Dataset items
━━━

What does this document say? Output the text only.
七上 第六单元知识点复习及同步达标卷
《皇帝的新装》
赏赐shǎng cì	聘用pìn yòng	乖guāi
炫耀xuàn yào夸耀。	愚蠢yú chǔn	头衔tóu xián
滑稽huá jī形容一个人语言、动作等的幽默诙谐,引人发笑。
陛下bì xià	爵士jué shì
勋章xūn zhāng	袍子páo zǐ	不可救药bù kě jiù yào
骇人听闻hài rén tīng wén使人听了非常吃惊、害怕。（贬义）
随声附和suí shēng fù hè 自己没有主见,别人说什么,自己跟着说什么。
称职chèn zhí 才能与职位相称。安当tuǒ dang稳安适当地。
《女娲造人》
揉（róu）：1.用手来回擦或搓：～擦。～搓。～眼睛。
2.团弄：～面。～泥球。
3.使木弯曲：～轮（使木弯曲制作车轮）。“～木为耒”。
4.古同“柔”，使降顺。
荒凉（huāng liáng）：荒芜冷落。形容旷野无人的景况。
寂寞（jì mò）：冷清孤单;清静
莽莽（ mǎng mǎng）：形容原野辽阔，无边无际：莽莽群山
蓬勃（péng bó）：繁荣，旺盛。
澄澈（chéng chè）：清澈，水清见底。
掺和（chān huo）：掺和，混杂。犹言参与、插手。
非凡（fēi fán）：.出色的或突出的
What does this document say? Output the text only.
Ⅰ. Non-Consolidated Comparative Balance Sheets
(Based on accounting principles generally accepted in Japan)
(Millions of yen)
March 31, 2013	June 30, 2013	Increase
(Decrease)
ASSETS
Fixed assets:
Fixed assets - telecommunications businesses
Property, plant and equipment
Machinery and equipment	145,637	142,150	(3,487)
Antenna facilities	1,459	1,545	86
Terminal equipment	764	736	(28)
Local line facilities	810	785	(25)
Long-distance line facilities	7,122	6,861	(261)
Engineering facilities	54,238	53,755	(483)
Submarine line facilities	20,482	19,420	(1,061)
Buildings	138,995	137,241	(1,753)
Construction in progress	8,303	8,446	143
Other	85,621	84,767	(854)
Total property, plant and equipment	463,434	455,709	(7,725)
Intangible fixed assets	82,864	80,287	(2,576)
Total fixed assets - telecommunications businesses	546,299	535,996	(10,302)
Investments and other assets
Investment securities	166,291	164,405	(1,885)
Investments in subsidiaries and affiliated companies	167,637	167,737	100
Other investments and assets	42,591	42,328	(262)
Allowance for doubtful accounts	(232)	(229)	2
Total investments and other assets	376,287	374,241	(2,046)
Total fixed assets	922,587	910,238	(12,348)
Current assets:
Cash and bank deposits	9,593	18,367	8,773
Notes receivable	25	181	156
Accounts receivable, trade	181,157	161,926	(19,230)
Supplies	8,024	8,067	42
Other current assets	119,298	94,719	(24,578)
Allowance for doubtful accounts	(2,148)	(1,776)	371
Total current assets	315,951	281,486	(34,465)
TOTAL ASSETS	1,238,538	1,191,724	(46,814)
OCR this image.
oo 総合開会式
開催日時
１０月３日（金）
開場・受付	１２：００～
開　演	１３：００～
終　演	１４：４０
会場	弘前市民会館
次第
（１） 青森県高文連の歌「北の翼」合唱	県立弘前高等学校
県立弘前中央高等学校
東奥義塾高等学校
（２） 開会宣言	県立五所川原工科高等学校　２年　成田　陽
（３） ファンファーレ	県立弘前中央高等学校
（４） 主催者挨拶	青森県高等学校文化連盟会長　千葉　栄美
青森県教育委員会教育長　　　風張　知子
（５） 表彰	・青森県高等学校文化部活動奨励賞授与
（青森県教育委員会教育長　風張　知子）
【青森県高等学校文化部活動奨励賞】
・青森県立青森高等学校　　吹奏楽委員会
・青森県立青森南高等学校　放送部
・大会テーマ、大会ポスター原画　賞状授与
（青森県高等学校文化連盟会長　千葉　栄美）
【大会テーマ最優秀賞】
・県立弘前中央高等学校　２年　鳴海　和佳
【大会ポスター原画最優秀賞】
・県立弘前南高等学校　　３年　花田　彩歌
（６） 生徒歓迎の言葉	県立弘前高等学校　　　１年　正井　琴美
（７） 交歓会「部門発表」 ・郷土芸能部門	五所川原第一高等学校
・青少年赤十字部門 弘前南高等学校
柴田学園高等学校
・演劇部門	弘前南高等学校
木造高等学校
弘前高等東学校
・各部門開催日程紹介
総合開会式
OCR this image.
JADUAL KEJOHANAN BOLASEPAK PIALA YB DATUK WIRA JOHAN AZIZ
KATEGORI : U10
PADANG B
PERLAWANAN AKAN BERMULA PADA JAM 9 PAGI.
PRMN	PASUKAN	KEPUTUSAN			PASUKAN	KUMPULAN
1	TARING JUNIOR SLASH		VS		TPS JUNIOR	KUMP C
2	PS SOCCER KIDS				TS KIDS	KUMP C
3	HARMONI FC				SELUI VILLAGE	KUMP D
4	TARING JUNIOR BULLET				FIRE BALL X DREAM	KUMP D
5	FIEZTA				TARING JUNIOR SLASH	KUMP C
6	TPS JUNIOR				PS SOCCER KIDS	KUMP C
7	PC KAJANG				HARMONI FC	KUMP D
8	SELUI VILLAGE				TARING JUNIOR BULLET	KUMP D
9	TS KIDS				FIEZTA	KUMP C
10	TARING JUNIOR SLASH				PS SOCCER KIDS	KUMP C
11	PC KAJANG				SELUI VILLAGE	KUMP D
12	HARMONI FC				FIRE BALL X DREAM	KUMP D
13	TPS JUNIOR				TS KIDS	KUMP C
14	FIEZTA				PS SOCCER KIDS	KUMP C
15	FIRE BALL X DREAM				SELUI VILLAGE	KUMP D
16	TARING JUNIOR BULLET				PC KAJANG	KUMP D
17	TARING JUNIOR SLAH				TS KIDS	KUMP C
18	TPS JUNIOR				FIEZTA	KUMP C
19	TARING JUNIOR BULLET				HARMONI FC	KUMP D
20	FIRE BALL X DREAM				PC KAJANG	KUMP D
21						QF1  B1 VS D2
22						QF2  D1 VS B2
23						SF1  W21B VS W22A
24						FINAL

━━━

DESCRIPTION OF THE TASK
Locate the lines above that hold the word "FIRE". Show every one of them.

TASK RESPONSE
4	TARING JUNIOR BULLET				FIRE BALL X DREAM	KUMP D
12	HARMONI FC				FIRE BALL X DREAM	KUMP D
15	FIRE BALL X DREAM				SELUI VILLAGE	KUMP D
20	FIRE BALL X DREAM				PC KAJANG	KUMP D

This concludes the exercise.